_TO DO_. Every entry below must appear again, exactly as written.

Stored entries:
* Begin *

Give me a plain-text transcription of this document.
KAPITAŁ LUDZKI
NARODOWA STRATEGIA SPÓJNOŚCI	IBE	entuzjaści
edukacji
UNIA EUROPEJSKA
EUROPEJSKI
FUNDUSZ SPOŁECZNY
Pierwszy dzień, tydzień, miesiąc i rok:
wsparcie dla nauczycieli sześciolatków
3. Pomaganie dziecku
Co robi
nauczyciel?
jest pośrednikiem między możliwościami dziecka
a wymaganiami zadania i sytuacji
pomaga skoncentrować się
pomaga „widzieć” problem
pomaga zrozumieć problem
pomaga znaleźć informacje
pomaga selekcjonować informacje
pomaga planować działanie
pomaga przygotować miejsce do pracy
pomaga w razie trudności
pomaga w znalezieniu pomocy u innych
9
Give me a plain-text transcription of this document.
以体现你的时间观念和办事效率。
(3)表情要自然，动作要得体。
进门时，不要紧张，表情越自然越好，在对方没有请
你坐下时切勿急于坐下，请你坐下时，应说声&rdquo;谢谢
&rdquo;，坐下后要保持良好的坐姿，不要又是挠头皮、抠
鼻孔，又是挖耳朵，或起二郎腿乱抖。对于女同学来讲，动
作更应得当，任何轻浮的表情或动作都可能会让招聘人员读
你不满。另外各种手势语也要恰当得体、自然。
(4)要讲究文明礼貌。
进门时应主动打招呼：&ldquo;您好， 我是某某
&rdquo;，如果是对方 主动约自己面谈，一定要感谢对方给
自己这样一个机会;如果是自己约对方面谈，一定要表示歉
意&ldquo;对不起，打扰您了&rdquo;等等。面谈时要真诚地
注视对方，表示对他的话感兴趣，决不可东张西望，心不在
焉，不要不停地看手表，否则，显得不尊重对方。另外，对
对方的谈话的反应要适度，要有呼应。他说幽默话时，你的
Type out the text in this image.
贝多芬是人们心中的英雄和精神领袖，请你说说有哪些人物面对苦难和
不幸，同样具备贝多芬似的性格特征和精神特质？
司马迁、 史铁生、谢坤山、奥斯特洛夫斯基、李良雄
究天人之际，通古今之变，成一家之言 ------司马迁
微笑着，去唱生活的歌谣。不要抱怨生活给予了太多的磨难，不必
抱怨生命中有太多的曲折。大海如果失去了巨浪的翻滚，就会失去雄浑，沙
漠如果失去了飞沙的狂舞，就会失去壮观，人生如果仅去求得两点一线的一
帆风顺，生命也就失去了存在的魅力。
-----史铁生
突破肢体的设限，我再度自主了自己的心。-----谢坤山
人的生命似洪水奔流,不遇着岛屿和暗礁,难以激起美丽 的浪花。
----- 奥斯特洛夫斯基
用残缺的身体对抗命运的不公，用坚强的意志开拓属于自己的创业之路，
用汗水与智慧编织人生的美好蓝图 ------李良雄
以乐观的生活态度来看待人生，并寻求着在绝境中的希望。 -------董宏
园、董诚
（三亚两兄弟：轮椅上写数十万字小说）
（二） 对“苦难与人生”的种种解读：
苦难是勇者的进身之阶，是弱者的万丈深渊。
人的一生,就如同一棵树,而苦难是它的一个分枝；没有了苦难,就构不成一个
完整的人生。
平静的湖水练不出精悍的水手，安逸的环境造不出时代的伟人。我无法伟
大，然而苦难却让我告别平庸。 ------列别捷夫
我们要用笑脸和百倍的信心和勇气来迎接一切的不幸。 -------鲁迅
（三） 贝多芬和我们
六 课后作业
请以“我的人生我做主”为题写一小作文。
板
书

* End *

_RESULT OF THE EXERCISE_.
Give me a plain-text transcription of this document.
KAPITAŁ LUDZKI
NARODOWA STRATEGIA SPÓJNOŚCI	IBE	entuzjaści
edukacji
UNIA EUROPEJSKA
EUROPEJSKI
FUNDUSZ SPOŁECZNY
Pierwszy dzień, tydzień, miesiąc i rok:
wsparcie dla nauczycieli sześciolatków
3. Pomaganie dziecku
Co robi
nauczyciel?
jest pośrednikiem między możliwościami dziecka
a wymaganiami zadania i sytuacji
pomaga skoncentrować się
pomaga „widzieć” problem
pomaga zrozumieć problem
pomaga znaleźć informacje
pomaga selekcjonować informacje
pomaga planować działanie
pomaga przygotować miejsce do pracy
pomaga w razie trudności
pomaga w znalezieniu pomocy u innych
9
Give me a plain-text transcription of this document.
以体现你的时间观念和办事效率。
(3)表情要自然，动作要得体。
进门时，不要紧张，表情越自然越好，在对方没有请
你坐下时切勿急于坐下，请你坐下时，应说声&rdquo;谢谢
&rdquo;，坐下后要保持良好的坐姿，不要又是挠头皮、抠
鼻孔，又是挖耳朵，或起二郎腿乱抖。对于女同学来讲，动
作更应得当，任何轻浮的表情或动作都可能会让招聘人员读
你不满。另外各种手势语也要恰当得体、自然。
(4)要讲究文明礼貌。
进门时应主动打招呼：&ldquo;您好， 我是某某
&rdquo;，如果是对方 主动约自己面谈，一定要感谢对方给
自己这样一个机会;如果是自己约对方面谈，一定要表示歉
意&ldquo;对不起，打扰您了&rdquo;等等。面谈时要真诚地
注视对方，表示对他的话感兴趣，决不可东张西望，心不在
焉，不要不停地看手表，否则，显得不尊重对方。另外，对
对方的谈话的反应要适度，要有呼应。他说幽默话时，你的
Type out the text in this image.
贝多芬是人们心中的英雄和精神领袖，请你说说有哪些人物面对苦难和
不幸，同样具备贝多芬似的性格特征和精神特质？
司马迁、 史铁生、谢坤山、奥斯特洛夫斯基、李良雄
究天人之际，通古今之变，成一家之言 ------司马迁
微笑着，去唱生活的歌谣。不要抱怨生活给予了太多的磨难，不必
抱怨生命中有太多的曲折。大海如果失去了巨浪的翻滚，就会失去雄浑，沙
漠如果失去了飞沙的狂舞，就会失去壮观，人生如果仅去求得两点一线的一
帆风顺，生命也就失去了存在的魅力。
-----史铁生
突破肢体的设限，我再度自主了自己的心。-----谢坤山
人的生命似洪水奔流,不遇着岛屿和暗礁,难以激起美丽 的浪花。
----- 奥斯特洛夫斯基
用残缺的身体对抗命运的不公，用坚强的意志开拓属于自己的创业之路，
用汗水与智慧编织人生的美好蓝图 ------李良雄
以乐观的生活态度来看待人生，并寻求着在绝境中的希望。 -------董宏
园、董诚
（三亚两兄弟：轮椅上写数十万字小说）
（二） 对“苦难与人生”的种种解读：
苦难是勇者的进身之阶，是弱者的万丈深渊。
人的一生,就如同一棵树,而苦难是它的一个分枝；没有了苦难,就构不成一个
完整的人生。
平静的湖水练不出精悍的水手，安逸的环境造不出时代的伟人。我无法伟
大，然而苦难却让我告别平庸。 ------列别捷夫
我们要用笑脸和百倍的信心和勇气来迎接一切的不幸。 -------鲁迅
（三） 贝多芬和我们
六 课后作业
请以“我的人生我做主”为题写一小作文。
板
书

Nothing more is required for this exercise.